• **Work instructions**
The entries need to be copied exactly.

Rows from a figure dataset:
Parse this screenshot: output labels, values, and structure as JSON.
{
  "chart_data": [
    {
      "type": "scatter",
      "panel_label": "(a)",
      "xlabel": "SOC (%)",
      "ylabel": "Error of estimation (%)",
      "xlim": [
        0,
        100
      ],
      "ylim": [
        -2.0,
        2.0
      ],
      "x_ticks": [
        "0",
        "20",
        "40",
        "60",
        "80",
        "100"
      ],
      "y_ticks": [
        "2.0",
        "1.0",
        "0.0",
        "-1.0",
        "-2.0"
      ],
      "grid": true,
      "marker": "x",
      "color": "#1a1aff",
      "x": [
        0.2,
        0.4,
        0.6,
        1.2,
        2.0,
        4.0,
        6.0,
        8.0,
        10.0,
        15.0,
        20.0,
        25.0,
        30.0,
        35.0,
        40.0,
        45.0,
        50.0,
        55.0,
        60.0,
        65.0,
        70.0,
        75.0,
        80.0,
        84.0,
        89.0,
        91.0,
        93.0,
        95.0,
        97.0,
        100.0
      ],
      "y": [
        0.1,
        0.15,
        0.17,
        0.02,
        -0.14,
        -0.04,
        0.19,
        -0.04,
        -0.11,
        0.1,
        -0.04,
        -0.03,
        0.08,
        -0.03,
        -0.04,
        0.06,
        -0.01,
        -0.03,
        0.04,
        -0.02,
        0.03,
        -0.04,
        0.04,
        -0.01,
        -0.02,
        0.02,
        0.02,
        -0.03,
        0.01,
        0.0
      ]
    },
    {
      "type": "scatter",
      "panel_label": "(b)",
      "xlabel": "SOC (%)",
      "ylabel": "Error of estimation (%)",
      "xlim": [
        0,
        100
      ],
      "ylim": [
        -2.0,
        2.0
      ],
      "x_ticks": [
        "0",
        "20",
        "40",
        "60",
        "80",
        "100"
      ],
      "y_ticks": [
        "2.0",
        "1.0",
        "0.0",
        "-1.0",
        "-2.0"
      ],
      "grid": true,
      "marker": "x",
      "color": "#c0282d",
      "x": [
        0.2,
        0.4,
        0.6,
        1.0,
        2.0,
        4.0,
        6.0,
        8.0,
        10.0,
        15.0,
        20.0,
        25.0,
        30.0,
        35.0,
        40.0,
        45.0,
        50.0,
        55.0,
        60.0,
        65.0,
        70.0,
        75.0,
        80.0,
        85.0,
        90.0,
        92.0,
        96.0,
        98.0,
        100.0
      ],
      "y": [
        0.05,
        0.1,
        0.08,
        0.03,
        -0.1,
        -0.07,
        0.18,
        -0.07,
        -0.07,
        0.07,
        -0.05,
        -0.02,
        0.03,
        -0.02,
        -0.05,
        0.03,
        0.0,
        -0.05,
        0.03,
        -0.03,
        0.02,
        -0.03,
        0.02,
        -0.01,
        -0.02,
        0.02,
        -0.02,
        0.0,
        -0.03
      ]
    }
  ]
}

• **Answer for the task**
Parse this screenshot: output labels, values, and structure as JSON.
{
  "chart_data": [
    {
      "type": "scatter",
      "panel_label": "(a)",
      "xlabel": "SOC (%)",
      "ylabel": "Error of estimation (%)",
      "xlim": [
        0,
        100
      ],
      "ylim": [
        -2.0,
        2.0
      ],
      "x_ticks": [
        "0",
        "20",
        "40",
        "60",
        "80",
        "100"
      ],
      "y_ticks": [
        "2.0",
        "1.0",
        "0.0",
        "-1.0",
        "-2.0"
      ],
      "grid": true,
      "marker": "x",
      "color": "#1a1aff",
      "x": [
        0.2,
        0.4,
        0.6,
        1.2,
        2.0,
        4.0,
        6.0,
        8.0,
        10.0,
        15.0,
        20.0,
        25.0,
        30.0,
        35.0,
        40.0,
        45.0,
        50.0,
        55.0,
        60.0,
        65.0,
        70.0,
        75.0,
        80.0,
        84.0,
        89.0,
        91.0,
        93.0,
        95.0,
        97.0,
        100.0
      ],
      "y": [
        0.1,
        0.15,
        0.17,
        0.02,
        -0.14,
        -0.04,
        0.19,
        -0.04,
        -0.11,
        0.1,
        -0.04,
        -0.03,
        0.08,
        -0.03,
        -0.04,
        0.06,
        -0.01,
        -0.03,
        0.04,
        -0.02,
        0.03,
        -0.04,
        0.04,
        -0.01,
        -0.02,
        0.02,
        0.02,
        -0.03,
        0.01,
        0.0
      ]
    },
    {
      "type": "scatter",
      "panel_label": "(b)",
      "xlabel": "SOC (%)",
      "ylabel": "Error of estimation (%)",
      "xlim": [
        0,
        100
      ],
      "ylim": [
        -2.0,
        2.0
      ],
      "x_ticks": [
        "0",
        "20",
        "40",
        "60",
        "80",
        "100"
      ],
      "y_ticks": [
        "2.0",
        "1.0",
        "0.0",
        "-1.0",
        "-2.0"
      ],
      "grid": true,
      "marker": "x",
      "color": "#c0282d",
      "x": [
        0.2,
        0.4,
        0.6,
        1.0,
        2.0,
        4.0,
        6.0,
        8.0,
        10.0,
        15.0,
        20.0,
        25.0,
        30.0,
        35.0,
        40.0,
        45.0,
        50.0,
        55.0,
        60.0,
        65.0,
        70.0,
        75.0,
        80.0,
        85.0,
        90.0,
        92.0,
        96.0,
        98.0,
        100.0
      ],
      "y": [
        0.05,
        0.1,
        0.08,
        0.03,
        -0.1,
        -0.07,
        0.18,
        -0.07,
        -0.07,
        0.07,
        -0.05,
        -0.02,
        0.03,
        -0.02,
        -0.05,
        0.03,
        0.0,
        -0.05,
        0.03,
        -0.03,
        0.02,
        -0.03,
        0.02,
        -0.01,
        -0.02,
        0.02,
        -0.02,
        0.0,
        -0.03
      ]
    }
  ]
}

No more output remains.